* [The problem]:
From the listing below, pull each line that includes "truss".

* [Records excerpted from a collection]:
* * *
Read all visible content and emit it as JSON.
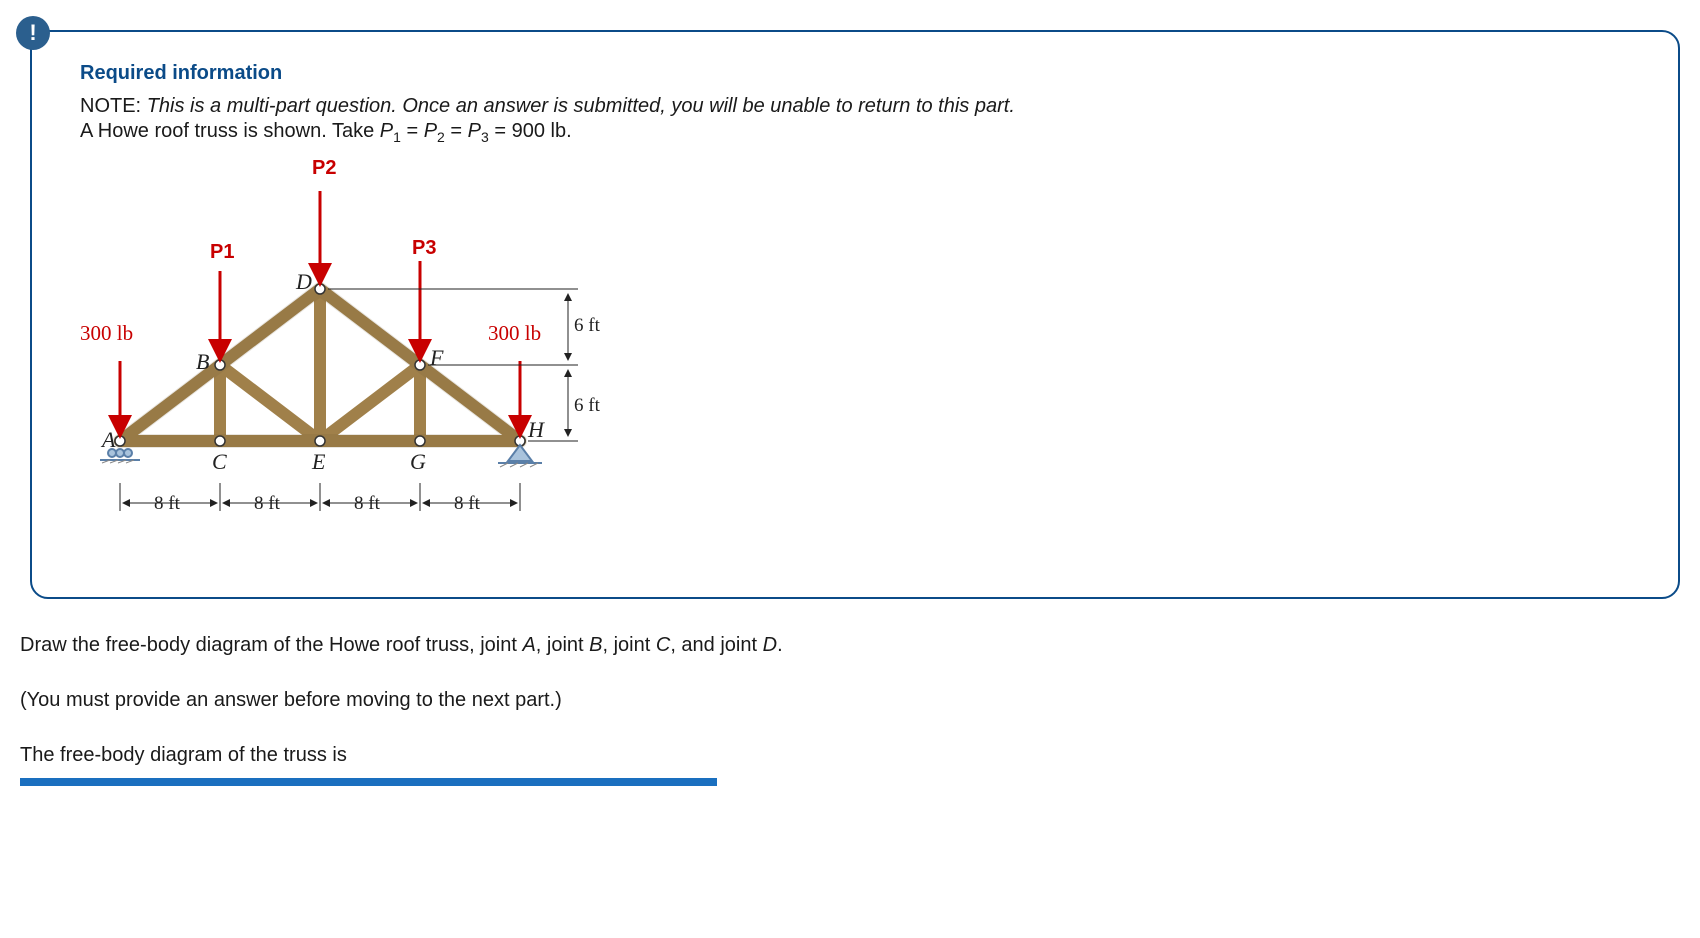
{
  "badge": "!",
  "header": {
    "title": "Required information",
    "note_prefix": "NOTE:",
    "note_body": "This is a multi-part question. Once an answer is submitted, you will be unable to return to this part.",
    "given_a": "A Howe roof truss is shown. Take ",
    "given_b": " = 900 lb."
  },
  "loads": {
    "P1": "P1",
    "P2": "P2",
    "P3": "P3",
    "left": "300 lb",
    "right": "300 lb"
  },
  "nodes": {
    "A": "A",
    "B": "B",
    "C": "C",
    "D": "D",
    "E": "E",
    "F": "F",
    "G": "G",
    "H": "H"
  },
  "dims": {
    "h1": "6 ft",
    "h2": "6 ft",
    "span": "8 ft"
  },
  "question": {
    "line1a": "Draw the free-body diagram of the Howe roof truss, joint ",
    "A": "A",
    "j1": ", joint ",
    "B": "B",
    "j2": ", joint ",
    "C": "C",
    "j3": ", and joint ",
    "D": "D",
    "j4": ".",
    "line2": "(You must provide an answer before moving to the next part.)",
    "line3": "The free-body diagram of the truss is"
  }
}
* * *
* [Output of the task]:
    "given_a": "A Howe roof truss is shown. Take ",
    "line1a": "Draw the free-body diagram of the Howe roof truss, joint ",
    "line3": "The free-body diagram of the truss is"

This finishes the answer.